**Task directions**
Restate each of the lines given below, word for word.

─── Provided records ───

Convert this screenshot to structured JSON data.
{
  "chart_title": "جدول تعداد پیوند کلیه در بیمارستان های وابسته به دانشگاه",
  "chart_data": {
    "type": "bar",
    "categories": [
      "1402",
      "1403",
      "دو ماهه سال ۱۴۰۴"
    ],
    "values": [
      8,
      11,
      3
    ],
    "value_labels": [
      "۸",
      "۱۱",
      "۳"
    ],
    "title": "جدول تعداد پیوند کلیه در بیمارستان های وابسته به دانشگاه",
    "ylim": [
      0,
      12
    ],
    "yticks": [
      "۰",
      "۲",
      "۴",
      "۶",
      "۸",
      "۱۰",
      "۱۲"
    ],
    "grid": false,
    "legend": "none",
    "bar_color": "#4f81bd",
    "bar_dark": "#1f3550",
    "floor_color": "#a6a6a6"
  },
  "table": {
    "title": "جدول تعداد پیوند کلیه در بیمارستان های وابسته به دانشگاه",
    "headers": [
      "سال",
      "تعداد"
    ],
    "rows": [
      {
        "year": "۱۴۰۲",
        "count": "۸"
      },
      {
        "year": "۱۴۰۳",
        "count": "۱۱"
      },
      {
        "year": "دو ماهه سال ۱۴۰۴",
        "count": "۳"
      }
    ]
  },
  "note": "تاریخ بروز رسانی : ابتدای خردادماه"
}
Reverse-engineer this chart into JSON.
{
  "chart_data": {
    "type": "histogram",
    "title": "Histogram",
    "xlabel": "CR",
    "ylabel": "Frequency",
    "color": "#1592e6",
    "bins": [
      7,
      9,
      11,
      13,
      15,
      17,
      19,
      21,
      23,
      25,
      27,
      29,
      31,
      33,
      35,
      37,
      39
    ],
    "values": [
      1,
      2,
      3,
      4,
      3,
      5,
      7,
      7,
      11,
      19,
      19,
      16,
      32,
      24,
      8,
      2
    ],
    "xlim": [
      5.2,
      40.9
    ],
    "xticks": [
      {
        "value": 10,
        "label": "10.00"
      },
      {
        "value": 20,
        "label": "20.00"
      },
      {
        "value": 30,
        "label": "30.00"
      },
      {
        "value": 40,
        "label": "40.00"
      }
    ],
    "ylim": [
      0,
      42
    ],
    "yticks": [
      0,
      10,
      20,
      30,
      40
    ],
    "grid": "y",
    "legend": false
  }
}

───

**Exercise output**
Convert this screenshot to structured JSON data.
{
  "chart_title": "جدول تعداد پیوند کلیه در بیمارستان های وابسته به دانشگاه",
  "chart_data": {
    "type": "bar",
    "categories": [
      "1402",
      "1403",
      "دو ماهه سال ۱۴۰۴"
    ],
    "values": [
      8,
      11,
      3
    ],
    "value_labels": [
      "۸",
      "۱۱",
      "۳"
    ],
    "title": "جدول تعداد پیوند کلیه در بیمارستان های وابسته به دانشگاه",
    "ylim": [
      0,
      12
    ],
    "yticks": [
      "۰",
      "۲",
      "۴",
      "۶",
      "۸",
      "۱۰",
      "۱۲"
    ],
    "grid": false,
    "legend": "none",
    "bar_color": "#4f81bd",
    "bar_dark": "#1f3550",
    "floor_color": "#a6a6a6"
  },
  "table": {
    "title": "جدول تعداد پیوند کلیه در بیمارستان های وابسته به دانشگاه",
    "headers": [
      "سال",
      "تعداد"
    ],
    "rows": [
      {
        "year": "۱۴۰۲",
        "count": "۸"
      },
      {
        "year": "۱۴۰۳",
        "count": "۱۱"
      },
      {
        "year": "دو ماهه سال ۱۴۰۴",
        "count": "۳"
      }
    ]
  },
  "note": "تاریخ بروز رسانی : ابتدای خردادماه"
}
Reverse-engineer this chart into JSON.
{
  "chart_data": {
    "type": "histogram",
    "title": "Histogram",
    "xlabel": "CR",
    "ylabel": "Frequency",
    "color": "#1592e6",
    "bins": [
      7,
      9,
      11,
      13,
      15,
      17,
      19,
      21,
      23,
      25,
      27,
      29,
      31,
      33,
      35,
      37,
      39
    ],
    "values": [
      1,
      2,
      3,
      4,
      3,
      5,
      7,
      7,
      11,
      19,
      19,
      16,
      32,
      24,
      8,
      2
    ],
    "xlim": [
      5.2,
      40.9
    ],
    "xticks": [
      {
        "value": 10,
        "label": "10.00"
      },
      {
        "value": 20,
        "label": "20.00"
      },
      {
        "value": 30,
        "label": "30.00"
      },
      {
        "value": 40,
        "label": "40.00"
      }
    ],
    "ylim": [
      0,
      42
    ],
    "yticks": [
      0,
      10,
      20,
      30,
      40
    ],
    "grid": "y",
    "legend": false
  }
}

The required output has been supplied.